* _TASK_
Extract exactly the range of lines bounded by the line containing "Transcribe the text in this document." and the final line of the listing, both ends included, and no other lines.

* _STORED DATA_
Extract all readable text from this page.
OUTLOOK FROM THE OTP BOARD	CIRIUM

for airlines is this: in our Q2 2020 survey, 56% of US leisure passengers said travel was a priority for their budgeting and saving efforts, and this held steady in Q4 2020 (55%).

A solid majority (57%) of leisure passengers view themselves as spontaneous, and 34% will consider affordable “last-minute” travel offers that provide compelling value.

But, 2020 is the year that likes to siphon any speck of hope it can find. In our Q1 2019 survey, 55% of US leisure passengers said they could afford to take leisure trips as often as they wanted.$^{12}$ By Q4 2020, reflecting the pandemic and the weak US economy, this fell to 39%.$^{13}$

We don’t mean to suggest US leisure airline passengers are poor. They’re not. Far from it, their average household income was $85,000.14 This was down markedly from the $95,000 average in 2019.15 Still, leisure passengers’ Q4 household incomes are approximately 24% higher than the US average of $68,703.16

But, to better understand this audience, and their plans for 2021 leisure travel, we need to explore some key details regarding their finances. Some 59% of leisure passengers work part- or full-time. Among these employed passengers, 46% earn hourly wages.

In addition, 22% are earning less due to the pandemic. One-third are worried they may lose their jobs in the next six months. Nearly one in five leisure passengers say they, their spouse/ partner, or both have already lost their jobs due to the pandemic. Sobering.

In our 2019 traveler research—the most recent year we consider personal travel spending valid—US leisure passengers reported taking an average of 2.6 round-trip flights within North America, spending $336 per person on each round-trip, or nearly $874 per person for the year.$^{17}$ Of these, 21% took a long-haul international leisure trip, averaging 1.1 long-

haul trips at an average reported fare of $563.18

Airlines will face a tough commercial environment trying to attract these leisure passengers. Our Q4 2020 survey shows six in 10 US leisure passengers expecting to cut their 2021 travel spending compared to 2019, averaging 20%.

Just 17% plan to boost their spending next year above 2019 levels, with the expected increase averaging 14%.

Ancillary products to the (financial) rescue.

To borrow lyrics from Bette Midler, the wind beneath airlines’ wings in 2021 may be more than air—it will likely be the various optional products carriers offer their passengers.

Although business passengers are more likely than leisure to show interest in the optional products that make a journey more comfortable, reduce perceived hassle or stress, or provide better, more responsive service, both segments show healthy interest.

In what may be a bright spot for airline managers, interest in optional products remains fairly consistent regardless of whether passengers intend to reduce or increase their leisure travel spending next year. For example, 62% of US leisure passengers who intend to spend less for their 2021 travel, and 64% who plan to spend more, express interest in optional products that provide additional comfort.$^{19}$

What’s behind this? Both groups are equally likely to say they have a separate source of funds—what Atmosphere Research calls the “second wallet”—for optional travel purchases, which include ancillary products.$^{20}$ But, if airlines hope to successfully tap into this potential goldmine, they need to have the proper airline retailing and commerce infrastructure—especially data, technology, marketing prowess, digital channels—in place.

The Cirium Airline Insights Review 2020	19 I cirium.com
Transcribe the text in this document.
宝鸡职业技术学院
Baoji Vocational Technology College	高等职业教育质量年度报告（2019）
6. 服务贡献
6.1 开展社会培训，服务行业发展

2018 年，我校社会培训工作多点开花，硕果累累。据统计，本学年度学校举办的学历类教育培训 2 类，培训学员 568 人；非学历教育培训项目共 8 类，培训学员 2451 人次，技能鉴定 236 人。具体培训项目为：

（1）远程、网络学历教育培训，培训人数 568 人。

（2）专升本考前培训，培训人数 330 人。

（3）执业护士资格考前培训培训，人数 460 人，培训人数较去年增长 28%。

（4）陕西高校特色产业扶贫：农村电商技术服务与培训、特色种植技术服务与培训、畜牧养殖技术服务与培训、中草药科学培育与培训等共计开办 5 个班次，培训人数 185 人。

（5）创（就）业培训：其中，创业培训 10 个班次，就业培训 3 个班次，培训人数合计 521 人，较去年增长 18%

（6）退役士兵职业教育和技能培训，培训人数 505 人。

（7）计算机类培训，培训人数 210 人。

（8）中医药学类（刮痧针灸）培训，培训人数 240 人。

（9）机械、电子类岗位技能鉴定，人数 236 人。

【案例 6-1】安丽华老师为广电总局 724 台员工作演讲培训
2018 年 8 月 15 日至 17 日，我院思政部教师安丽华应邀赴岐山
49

* _ANSWER TO THE TASK_
Transcribe the text in this document.
宝鸡职业技术学院
Baoji Vocational Technology College	高等职业教育质量年度报告（2019）
6. 服务贡献
6.1 开展社会培训，服务行业发展

2018 年，我校社会培训工作多点开花，硕果累累。据统计，本学年度学校举办的学历类教育培训 2 类，培训学员 568 人；非学历教育培训项目共 8 类，培训学员 2451 人次，技能鉴定 236 人。具体培训项目为：

（1）远程、网络学历教育培训，培训人数 568 人。

（2）专升本考前培训，培训人数 330 人。

（3）执业护士资格考前培训培训，人数 460 人，培训人数较去年增长 28%。

（4）陕西高校特色产业扶贫：农村电商技术服务与培训、特色种植技术服务与培训、畜牧养殖技术服务与培训、中草药科学培育与培训等共计开办 5 个班次，培训人数 185 人。

（5）创（就）业培训：其中，创业培训 10 个班次，就业培训 3 个班次，培训人数合计 521 人，较去年增长 18%

（6）退役士兵职业教育和技能培训，培训人数 505 人。

（7）计算机类培训，培训人数 210 人。

（8）中医药学类（刮痧针灸）培训，培训人数 240 人。

（9）机械、电子类岗位技能鉴定，人数 236 人。

【案例 6-1】安丽华老师为广电总局 724 台员工作演讲培训
2018 年 8 月 15 日至 17 日，我院思政部教师安丽华应邀赴岐山
49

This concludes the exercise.